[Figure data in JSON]
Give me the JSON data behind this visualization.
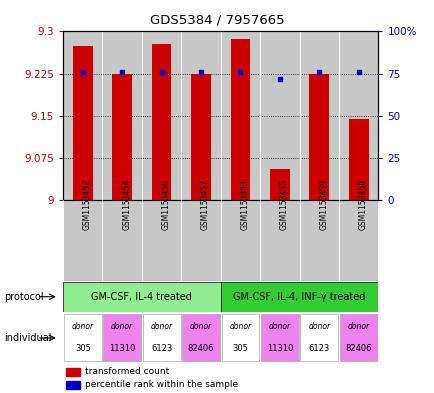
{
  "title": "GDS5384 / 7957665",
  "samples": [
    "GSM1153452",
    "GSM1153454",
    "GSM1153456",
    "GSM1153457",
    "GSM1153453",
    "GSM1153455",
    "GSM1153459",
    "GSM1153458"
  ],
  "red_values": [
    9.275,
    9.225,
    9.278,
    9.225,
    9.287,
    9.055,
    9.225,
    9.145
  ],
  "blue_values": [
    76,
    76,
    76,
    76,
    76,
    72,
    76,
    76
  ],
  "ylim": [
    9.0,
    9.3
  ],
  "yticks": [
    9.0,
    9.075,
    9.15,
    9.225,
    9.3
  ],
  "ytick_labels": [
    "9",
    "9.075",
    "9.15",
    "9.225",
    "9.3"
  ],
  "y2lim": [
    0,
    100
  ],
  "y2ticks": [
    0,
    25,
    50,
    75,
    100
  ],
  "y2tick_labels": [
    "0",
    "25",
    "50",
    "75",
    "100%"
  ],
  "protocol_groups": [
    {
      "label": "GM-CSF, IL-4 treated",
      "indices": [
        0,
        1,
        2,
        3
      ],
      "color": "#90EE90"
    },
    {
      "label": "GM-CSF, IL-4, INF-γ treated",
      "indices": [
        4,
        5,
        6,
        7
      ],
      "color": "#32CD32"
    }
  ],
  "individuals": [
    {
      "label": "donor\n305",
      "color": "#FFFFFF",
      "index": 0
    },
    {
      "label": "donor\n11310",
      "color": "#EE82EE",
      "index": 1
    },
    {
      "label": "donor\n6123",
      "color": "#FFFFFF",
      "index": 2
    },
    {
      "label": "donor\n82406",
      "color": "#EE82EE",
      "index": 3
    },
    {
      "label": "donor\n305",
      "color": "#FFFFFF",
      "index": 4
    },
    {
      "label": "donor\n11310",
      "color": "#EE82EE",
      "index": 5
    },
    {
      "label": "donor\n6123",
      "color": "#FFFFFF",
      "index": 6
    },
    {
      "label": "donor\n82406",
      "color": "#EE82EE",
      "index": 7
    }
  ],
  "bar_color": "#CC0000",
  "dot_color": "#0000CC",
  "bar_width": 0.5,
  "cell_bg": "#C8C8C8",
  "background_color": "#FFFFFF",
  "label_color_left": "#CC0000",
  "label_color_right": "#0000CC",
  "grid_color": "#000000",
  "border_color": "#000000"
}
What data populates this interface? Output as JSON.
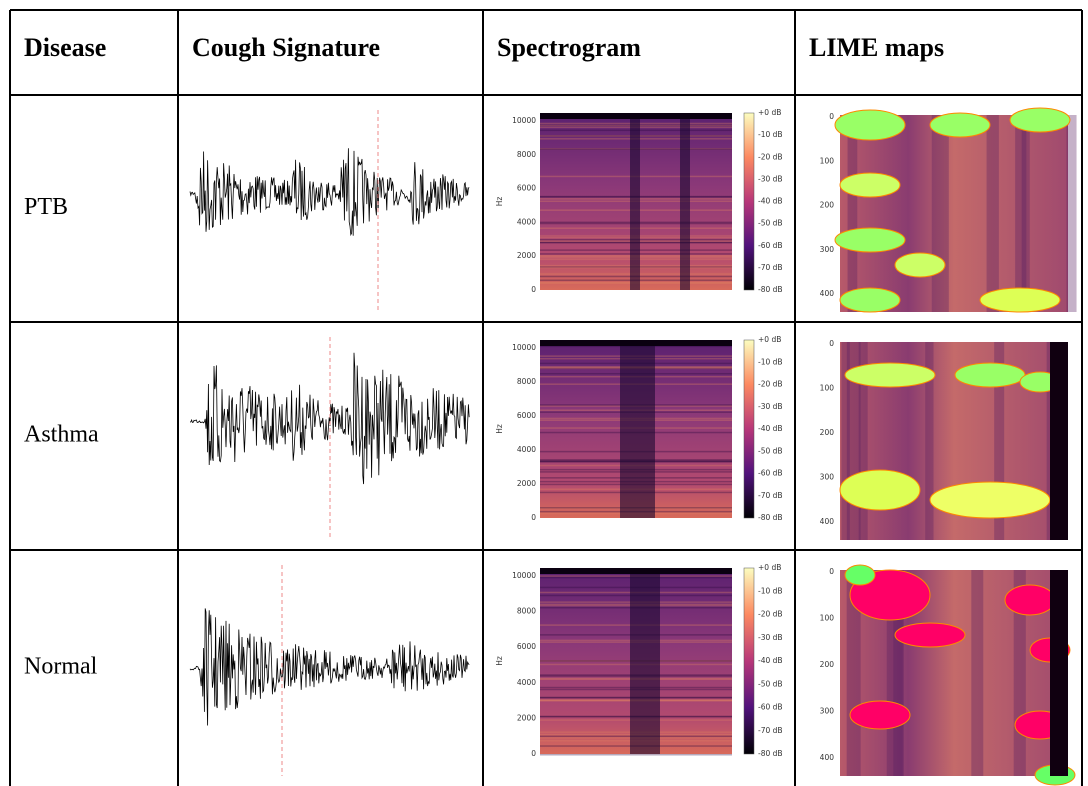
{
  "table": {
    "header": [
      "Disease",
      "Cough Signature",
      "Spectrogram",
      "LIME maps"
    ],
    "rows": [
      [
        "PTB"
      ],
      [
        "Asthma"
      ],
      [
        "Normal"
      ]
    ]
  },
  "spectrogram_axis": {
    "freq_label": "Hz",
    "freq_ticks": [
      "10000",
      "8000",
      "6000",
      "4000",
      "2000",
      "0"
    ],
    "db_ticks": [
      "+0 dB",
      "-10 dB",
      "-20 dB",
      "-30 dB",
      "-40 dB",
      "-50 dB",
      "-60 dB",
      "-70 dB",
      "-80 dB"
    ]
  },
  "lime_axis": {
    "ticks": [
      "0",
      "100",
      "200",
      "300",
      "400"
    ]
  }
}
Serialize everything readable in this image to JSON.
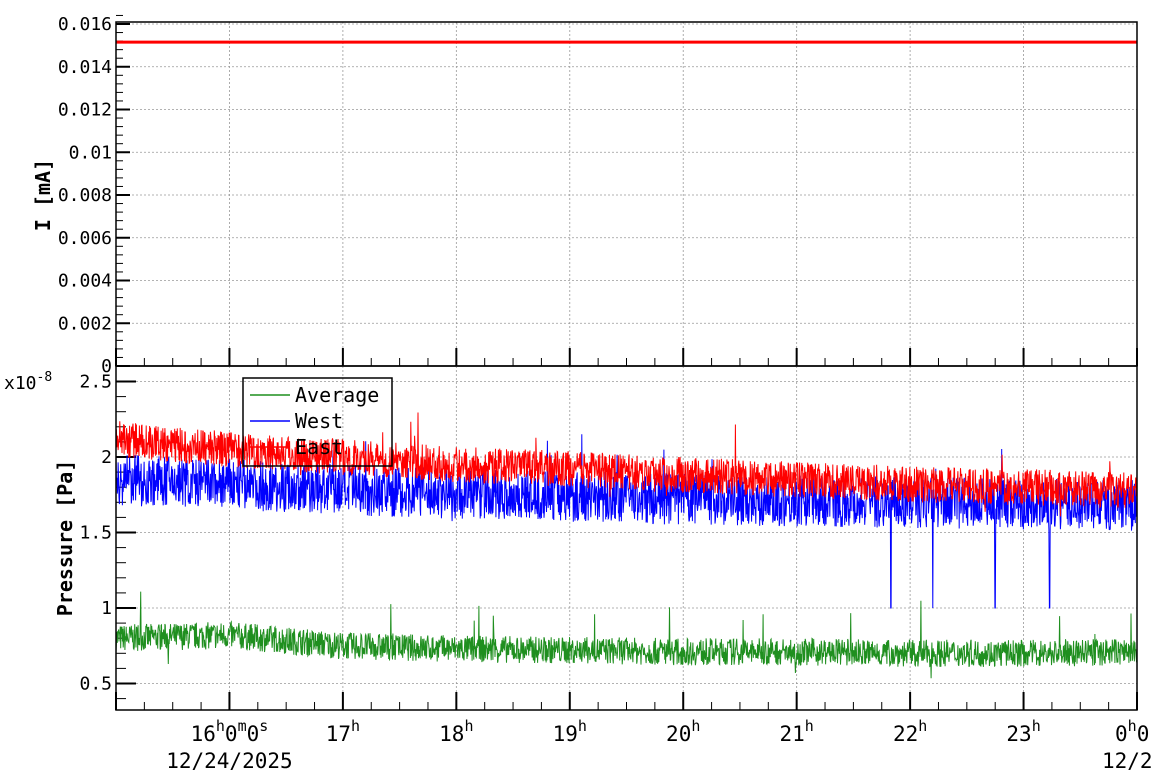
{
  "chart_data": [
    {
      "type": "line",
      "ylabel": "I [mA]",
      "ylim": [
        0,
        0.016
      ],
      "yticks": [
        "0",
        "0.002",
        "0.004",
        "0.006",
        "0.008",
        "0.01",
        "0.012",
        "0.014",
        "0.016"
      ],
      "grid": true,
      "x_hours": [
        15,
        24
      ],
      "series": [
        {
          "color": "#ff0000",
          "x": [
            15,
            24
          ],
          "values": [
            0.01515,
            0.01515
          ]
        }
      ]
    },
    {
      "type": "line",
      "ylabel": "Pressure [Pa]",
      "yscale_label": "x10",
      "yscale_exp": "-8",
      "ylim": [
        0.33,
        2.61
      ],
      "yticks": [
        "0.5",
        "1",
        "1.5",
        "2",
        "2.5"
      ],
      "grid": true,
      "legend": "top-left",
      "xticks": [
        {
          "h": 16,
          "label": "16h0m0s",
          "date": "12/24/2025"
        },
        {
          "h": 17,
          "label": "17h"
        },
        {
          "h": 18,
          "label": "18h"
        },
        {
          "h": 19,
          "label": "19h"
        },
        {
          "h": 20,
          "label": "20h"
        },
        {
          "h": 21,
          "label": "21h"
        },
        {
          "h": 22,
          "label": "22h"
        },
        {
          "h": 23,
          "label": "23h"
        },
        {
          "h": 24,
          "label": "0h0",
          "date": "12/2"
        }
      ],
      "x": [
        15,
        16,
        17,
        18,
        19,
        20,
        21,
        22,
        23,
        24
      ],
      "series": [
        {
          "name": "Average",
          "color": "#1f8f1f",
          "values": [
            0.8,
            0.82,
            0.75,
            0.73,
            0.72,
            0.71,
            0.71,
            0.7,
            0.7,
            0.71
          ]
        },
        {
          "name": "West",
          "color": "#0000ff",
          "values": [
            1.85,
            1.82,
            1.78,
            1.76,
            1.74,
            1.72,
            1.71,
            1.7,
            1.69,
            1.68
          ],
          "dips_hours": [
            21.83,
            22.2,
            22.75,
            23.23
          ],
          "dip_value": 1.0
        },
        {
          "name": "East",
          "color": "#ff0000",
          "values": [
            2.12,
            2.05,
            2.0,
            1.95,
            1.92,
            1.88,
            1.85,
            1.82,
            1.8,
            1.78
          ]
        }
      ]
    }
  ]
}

SET TASK: Quote every record above exactly, leaving out any pictures.

EXERCISE ANSWER:
Give me the JSON data behind this visualization.
{
  "title": "GDS5384 / 7957665",
  "samples": [
    "GSM1153452",
    "GSM1153454",
    "GSM1153456",
    "GSM1153457",
    "GSM1153453",
    "GSM1153455",
    "GSM1153459",
    "GSM1153458"
  ],
  "red_values": [
    9.275,
    9.225,
    9.278,
    9.225,
    9.287,
    9.055,
    9.225,
    9.145
  ],
  "blue_values": [
    76,
    76,
    76,
    76,
    76,
    72,
    76,
    76
  ],
  "ylim": [
    9.0,
    9.3
  ],
  "yticks": [
    9.0,
    9.075,
    9.15,
    9.225,
    9.3
  ],
  "ytick_labels": [
    "9",
    "9.075",
    "9.15",
    "9.225",
    "9.3"
  ],
  "y2lim": [
    0,
    100
  ],
  "y2ticks": [
    0,
    25,
    50,
    75,
    100
  ],
  "y2tick_labels": [
    "0",
    "25",
    "50",
    "75",
    "100%"
  ],
  "protocol_groups": [
    {
      "label": "GM-CSF, IL-4 treated",
      "indices": [
        0,
        1,
        2,
        3
      ],
      "color": "#90EE90"
    },
    {
      "label": "GM-CSF, IL-4, INF-γ treated",
      "indices": [
        4,
        5,
        6,
        7
      ],
      "color": "#32CD32"
    }
  ],
  "individuals": [
    {
      "label": "donor\n305",
      "color": "#FFFFFF",
      "index": 0
    },
    {
      "label": "donor\n11310",
      "color": "#EE82EE",
      "index": 1
    },
    {
      "label": "donor\n6123",
      "color": "#FFFFFF",
      "index": 2
    },
    {
      "label": "donor\n82406",
      "color": "#EE82EE",
      "index": 3
    },
    {
      "label": "donor\n305",
      "color": "#FFFFFF",
      "index": 4
    },
    {
      "label": "donor\n11310",
      "color": "#EE82EE",
      "index": 5
    },
    {
      "label": "donor\n6123",
      "color": "#FFFFFF",
      "index": 6
    },
    {
      "label": "donor\n82406",
      "color": "#EE82EE",
      "index": 7
    }
  ],
  "bar_color": "#CC0000",
  "dot_color": "#0000CC",
  "bar_width": 0.5,
  "cell_bg": "#C8C8C8",
  "background_color": "#FFFFFF",
  "label_color_left": "#CC0000",
  "label_color_right": "#0000CC",
  "grid_color": "#000000",
  "border_color": "#000000"
}
What data populates this interface? Output as JSON.
{
  "table": {
    "header": [
      "Disease",
      "Cough Signature",
      "Spectrogram",
      "LIME maps"
    ],
    "rows": [
      [
        "PTB"
      ],
      [
        "Asthma"
      ],
      [
        "Normal"
      ]
    ]
  },
  "spectrogram_axis": {
    "freq_label": "Hz",
    "freq_ticks": [
      "10000",
      "8000",
      "6000",
      "4000",
      "2000",
      "0"
    ],
    "db_ticks": [
      "+0 dB",
      "-10 dB",
      "-20 dB",
      "-30 dB",
      "-40 dB",
      "-50 dB",
      "-60 dB",
      "-70 dB",
      "-80 dB"
    ]
  },
  "lime_axis": {
    "ticks": [
      "0",
      "100",
      "200",
      "300",
      "400"
    ]
  }
}
Serialize everything readable in this image to JSON.
{
  "chart_data": [
    {
      "type": "line",
      "ylabel": "I [mA]",
      "ylim": [
        0,
        0.016
      ],
      "yticks": [
        "0",
        "0.002",
        "0.004",
        "0.006",
        "0.008",
        "0.01",
        "0.012",
        "0.014",
        "0.016"
      ],
      "grid": true,
      "x_hours": [
        15,
        24
      ],
      "series": [
        {
          "color": "#ff0000",
          "x": [
            15,
            24
          ],
          "values": [
            0.01515,
            0.01515
          ]
        }
      ]
    },
    {
      "type": "line",
      "ylabel": "Pressure [Pa]",
      "yscale_label": "x10",
      "yscale_exp": "-8",
      "ylim": [
        0.33,
        2.61
      ],
      "yticks": [
        "0.5",
        "1",
        "1.5",
        "2",
        "2.5"
      ],
      "grid": true,
      "legend": "top-left",
      "xticks": [
        {
          "h": 16,
          "label": "16h0m0s",
          "date": "12/24/2025"
        },
        {
          "h": 17,
          "label": "17h"
        },
        {
          "h": 18,
          "label": "18h"
        },
        {
          "h": 19,
          "label": "19h"
        },
        {
          "h": 20,
          "label": "20h"
        },
        {
          "h": 21,
          "label": "21h"
        },
        {
          "h": 22,
          "label": "22h"
        },
        {
          "h": 23,
          "label": "23h"
        },
        {
          "h": 24,
          "label": "0h0",
          "date": "12/2"
        }
      ],
      "x": [
        15,
        16,
        17,
        18,
        19,
        20,
        21,
        22,
        23,
        24
      ],
      "series": [
        {
          "name": "Average",
          "color": "#1f8f1f",
          "values": [
            0.8,
            0.82,
            0.75,
            0.73,
            0.72,
            0.71,
            0.71,
            0.7,
            0.7,
            0.71
          ]
        },
        {
          "name": "West",
          "color": "#0000ff",
          "values": [
            1.85,
            1.82,
            1.78,
            1.76,
            1.74,
            1.72,
            1.71,
            1.7,
            1.69,
            1.68
          ],
          "dips_hours": [
            21.83,
            22.2,
            22.75,
            23.23
          ],
          "dip_value": 1.0
        },
        {
          "name": "East",
          "color": "#ff0000",
          "values": [
            2.12,
            2.05,
            2.0,
            1.95,
            1.92,
            1.88,
            1.85,
            1.82,
            1.8,
            1.78
          ]
        }
      ]
    }
  ]
}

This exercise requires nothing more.